| Extracted information |
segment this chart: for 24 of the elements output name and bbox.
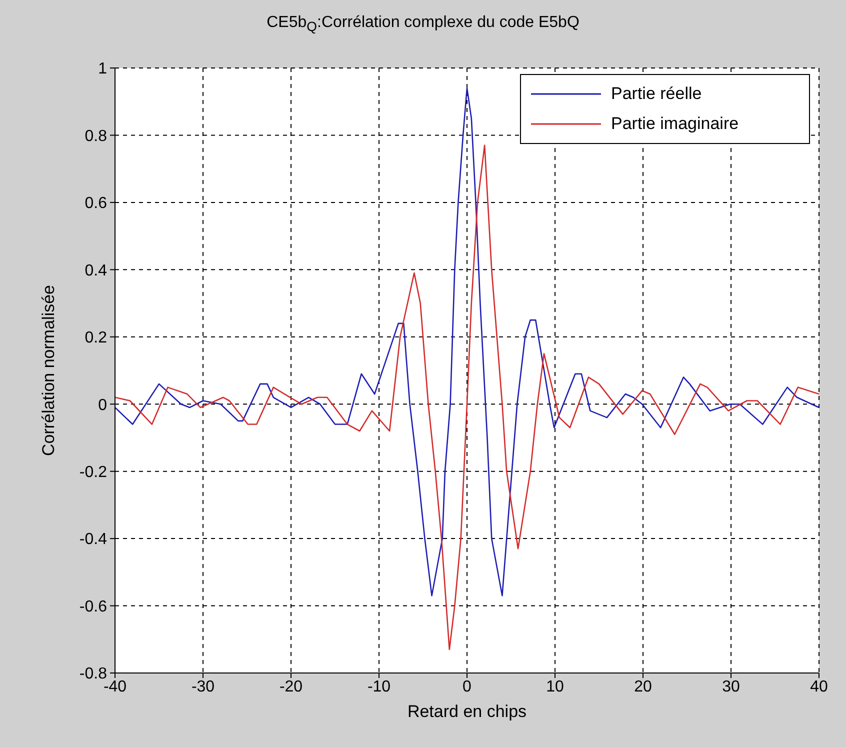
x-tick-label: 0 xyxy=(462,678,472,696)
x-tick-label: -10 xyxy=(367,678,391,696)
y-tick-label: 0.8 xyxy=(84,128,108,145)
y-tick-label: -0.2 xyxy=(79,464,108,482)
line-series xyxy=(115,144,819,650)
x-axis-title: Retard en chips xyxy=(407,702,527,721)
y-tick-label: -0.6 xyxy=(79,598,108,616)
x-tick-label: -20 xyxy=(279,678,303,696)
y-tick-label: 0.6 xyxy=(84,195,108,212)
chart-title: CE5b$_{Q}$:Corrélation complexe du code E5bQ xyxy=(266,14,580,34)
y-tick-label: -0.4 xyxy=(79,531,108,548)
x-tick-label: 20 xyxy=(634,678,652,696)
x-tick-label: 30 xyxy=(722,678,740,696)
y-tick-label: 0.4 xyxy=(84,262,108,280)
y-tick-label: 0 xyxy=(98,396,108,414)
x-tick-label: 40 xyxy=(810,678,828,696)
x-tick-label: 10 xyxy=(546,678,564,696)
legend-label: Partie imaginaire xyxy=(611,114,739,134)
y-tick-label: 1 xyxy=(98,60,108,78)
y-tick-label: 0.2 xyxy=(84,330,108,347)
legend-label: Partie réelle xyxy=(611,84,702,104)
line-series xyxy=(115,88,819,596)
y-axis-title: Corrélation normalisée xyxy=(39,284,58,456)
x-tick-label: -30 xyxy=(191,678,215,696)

--

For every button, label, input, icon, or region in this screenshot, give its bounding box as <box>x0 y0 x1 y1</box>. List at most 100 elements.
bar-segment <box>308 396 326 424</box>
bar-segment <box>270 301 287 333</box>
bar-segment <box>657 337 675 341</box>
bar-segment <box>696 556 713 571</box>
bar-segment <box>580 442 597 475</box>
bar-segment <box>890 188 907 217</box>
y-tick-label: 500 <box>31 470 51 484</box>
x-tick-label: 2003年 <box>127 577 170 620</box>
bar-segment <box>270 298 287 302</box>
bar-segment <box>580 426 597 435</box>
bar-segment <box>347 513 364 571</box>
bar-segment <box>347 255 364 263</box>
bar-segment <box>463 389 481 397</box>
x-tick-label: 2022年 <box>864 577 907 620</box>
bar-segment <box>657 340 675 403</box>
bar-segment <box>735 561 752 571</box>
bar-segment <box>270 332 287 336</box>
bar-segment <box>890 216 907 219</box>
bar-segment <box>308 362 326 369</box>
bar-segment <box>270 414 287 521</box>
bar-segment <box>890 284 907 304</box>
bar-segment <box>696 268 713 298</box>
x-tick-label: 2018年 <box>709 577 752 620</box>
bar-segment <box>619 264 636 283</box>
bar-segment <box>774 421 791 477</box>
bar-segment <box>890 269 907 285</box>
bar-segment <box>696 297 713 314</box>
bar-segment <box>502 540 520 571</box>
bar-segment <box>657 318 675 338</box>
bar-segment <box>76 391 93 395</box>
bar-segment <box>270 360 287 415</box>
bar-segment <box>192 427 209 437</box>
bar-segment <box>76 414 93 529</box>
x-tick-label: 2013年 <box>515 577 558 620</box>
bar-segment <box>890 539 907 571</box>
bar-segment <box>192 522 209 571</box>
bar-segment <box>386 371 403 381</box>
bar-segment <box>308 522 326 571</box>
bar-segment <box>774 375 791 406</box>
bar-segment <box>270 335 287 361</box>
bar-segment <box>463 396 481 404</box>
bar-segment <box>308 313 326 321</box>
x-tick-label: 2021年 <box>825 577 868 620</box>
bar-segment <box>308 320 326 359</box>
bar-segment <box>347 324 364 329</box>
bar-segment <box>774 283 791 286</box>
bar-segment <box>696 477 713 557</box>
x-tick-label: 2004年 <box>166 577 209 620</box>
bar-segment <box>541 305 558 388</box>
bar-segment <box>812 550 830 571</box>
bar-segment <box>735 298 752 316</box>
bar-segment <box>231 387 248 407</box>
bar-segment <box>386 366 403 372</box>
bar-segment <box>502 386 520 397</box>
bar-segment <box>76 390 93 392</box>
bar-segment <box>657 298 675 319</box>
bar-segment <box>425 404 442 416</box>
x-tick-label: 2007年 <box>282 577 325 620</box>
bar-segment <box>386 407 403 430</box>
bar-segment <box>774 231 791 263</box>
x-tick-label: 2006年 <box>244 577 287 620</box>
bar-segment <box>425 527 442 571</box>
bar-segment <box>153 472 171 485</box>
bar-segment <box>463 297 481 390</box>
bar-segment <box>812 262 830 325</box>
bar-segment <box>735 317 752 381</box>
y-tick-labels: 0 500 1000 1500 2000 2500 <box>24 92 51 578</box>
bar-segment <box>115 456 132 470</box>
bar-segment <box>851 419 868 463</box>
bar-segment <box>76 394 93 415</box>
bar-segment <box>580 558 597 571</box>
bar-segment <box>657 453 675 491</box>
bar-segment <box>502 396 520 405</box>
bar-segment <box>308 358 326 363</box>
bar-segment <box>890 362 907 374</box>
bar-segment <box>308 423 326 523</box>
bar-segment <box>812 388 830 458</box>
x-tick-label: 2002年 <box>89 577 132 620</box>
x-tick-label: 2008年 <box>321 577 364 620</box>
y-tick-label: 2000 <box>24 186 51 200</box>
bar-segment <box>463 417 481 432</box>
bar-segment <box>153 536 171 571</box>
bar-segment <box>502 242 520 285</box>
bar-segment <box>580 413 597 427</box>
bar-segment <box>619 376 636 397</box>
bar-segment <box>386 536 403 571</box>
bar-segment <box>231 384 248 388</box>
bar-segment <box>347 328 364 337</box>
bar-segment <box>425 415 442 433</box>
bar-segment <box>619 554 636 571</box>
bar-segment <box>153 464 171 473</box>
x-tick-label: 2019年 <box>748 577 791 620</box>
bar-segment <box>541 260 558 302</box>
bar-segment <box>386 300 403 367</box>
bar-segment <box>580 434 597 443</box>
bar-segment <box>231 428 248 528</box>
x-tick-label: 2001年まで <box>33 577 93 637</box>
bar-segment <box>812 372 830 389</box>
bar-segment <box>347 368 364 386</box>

| Set task |
Reproduce word for word the lines running from the one containing "For every button, label, input, icon, or" through the one containing "x-tick-label: 2013年 <box>515", including both of those lines.

| The result |
For every button, label, input, icon, or region in this screenshot, give its bounding box as <box>x0 y0 x1 y1</box>. List at most 100 elements.
bar-segment <box>308 396 326 424</box>
bar-segment <box>270 301 287 333</box>
bar-segment <box>657 337 675 341</box>
bar-segment <box>696 556 713 571</box>
bar-segment <box>580 442 597 475</box>
bar-segment <box>890 188 907 217</box>
y-tick-label: 500 <box>31 470 51 484</box>
x-tick-label: 2003年 <box>127 577 170 620</box>
bar-segment <box>270 298 287 302</box>
bar-segment <box>580 426 597 435</box>
bar-segment <box>347 513 364 571</box>
bar-segment <box>347 255 364 263</box>
bar-segment <box>463 389 481 397</box>
x-tick-label: 2022年 <box>864 577 907 620</box>
bar-segment <box>657 340 675 403</box>
bar-segment <box>735 561 752 571</box>
bar-segment <box>270 332 287 336</box>
bar-segment <box>890 216 907 219</box>
bar-segment <box>308 362 326 369</box>
bar-segment <box>270 414 287 521</box>
bar-segment <box>890 284 907 304</box>
bar-segment <box>696 268 713 298</box>
x-tick-label: 2018年 <box>709 577 752 620</box>
bar-segment <box>619 264 636 283</box>
bar-segment <box>774 421 791 477</box>
bar-segment <box>890 269 907 285</box>
bar-segment <box>696 297 713 314</box>
bar-segment <box>502 540 520 571</box>
bar-segment <box>657 318 675 338</box>
bar-segment <box>76 391 93 395</box>
bar-segment <box>270 360 287 415</box>
bar-segment <box>192 427 209 437</box>
bar-segment <box>76 414 93 529</box>
x-tick-label: 2013年 <box>515 577 558 620</box>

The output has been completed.